What is being asked:
Count up the lines in the following listing that hold the word "Roboto", then give only that count.

[Stored items from a collection]
——

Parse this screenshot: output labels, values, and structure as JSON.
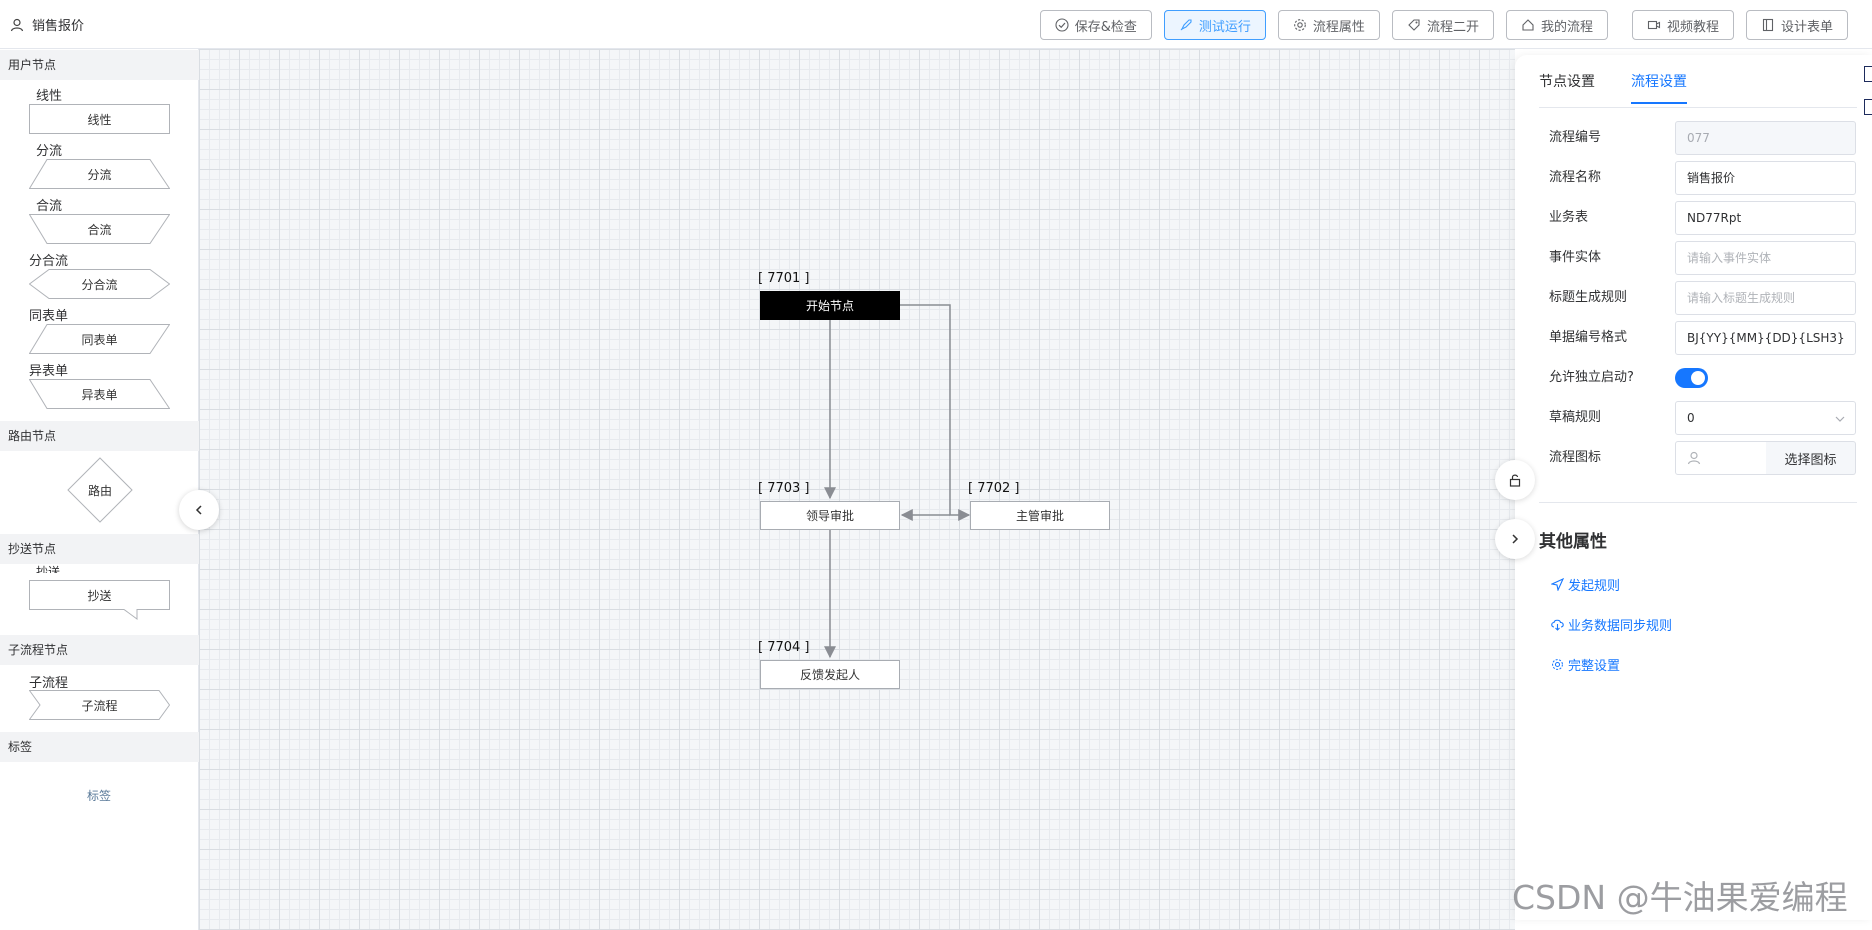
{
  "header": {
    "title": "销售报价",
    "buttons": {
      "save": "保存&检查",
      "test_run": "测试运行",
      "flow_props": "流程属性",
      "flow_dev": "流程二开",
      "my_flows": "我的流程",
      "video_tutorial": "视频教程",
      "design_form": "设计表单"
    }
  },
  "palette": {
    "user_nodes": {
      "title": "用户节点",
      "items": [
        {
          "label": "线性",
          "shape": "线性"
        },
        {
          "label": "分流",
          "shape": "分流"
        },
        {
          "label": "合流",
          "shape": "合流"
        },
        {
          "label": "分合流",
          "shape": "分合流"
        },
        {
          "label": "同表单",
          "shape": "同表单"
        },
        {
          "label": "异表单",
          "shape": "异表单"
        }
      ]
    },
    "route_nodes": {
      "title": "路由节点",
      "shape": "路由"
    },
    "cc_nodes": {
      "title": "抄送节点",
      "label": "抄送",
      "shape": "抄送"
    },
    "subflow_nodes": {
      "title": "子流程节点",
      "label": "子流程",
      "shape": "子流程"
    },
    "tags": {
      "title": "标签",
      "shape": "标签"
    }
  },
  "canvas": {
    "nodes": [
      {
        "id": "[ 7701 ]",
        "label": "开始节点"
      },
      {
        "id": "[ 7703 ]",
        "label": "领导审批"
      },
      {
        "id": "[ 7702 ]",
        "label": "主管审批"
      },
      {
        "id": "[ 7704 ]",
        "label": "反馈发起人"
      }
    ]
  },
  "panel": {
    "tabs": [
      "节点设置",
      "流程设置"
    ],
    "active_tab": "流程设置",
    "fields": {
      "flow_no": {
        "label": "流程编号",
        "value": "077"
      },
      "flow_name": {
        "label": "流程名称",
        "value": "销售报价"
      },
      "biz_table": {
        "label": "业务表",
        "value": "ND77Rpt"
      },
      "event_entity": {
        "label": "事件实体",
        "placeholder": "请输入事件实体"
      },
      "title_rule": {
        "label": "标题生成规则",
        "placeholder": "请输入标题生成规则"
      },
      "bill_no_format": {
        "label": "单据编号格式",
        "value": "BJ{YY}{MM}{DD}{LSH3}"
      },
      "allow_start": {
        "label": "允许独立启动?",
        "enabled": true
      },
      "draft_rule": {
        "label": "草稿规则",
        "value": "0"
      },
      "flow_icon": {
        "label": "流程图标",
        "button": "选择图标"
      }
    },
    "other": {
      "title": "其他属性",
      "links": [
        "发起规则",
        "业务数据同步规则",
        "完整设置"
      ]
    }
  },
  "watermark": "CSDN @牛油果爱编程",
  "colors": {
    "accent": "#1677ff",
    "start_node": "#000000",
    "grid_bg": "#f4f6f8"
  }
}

——

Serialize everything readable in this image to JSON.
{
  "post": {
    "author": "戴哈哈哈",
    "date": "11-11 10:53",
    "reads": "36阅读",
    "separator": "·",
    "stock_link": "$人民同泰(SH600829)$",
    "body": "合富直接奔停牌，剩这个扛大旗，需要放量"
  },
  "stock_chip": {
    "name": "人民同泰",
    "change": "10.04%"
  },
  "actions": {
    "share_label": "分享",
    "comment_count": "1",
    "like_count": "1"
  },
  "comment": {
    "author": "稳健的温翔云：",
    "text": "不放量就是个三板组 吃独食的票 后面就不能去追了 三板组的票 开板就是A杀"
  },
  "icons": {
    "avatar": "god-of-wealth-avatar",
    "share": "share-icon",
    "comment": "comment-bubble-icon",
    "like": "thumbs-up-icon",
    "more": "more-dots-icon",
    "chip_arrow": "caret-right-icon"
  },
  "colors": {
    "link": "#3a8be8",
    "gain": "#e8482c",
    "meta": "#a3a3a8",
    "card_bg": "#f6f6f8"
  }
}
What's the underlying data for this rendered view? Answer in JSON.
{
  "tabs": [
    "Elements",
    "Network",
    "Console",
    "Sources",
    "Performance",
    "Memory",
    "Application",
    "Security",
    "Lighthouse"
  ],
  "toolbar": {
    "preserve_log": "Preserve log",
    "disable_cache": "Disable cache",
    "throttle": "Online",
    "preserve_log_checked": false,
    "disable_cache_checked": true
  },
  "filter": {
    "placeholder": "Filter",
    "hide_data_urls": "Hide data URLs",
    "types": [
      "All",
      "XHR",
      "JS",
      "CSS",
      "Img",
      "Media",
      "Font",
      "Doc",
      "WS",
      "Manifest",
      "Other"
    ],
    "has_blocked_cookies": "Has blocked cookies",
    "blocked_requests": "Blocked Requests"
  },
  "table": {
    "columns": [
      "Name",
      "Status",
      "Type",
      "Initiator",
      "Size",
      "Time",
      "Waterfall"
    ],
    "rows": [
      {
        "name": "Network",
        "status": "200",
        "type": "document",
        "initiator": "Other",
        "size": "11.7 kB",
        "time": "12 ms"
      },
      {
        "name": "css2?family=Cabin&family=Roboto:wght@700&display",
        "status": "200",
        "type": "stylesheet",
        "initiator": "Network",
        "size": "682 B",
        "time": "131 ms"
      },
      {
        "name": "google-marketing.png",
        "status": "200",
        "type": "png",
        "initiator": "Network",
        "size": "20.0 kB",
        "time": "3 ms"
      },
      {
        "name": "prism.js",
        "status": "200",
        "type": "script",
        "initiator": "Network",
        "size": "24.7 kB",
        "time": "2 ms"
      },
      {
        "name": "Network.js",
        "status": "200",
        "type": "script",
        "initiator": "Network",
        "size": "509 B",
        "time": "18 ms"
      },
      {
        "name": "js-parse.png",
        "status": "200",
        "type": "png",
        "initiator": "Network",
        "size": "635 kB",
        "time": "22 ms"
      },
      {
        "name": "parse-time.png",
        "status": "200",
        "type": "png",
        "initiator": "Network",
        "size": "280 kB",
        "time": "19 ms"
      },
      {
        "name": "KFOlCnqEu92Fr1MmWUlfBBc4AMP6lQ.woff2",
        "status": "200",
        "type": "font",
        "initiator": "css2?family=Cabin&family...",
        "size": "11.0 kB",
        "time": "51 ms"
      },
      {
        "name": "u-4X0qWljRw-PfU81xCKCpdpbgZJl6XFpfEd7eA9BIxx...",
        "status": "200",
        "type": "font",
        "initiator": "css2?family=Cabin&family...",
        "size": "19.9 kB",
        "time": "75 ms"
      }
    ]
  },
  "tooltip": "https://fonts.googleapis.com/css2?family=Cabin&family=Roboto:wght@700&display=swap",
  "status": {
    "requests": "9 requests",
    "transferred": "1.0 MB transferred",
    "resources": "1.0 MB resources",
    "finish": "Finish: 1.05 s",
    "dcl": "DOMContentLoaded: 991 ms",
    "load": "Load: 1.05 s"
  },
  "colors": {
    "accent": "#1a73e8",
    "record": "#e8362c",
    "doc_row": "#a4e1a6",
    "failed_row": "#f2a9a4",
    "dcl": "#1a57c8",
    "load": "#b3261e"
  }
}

——

Exercise result:
2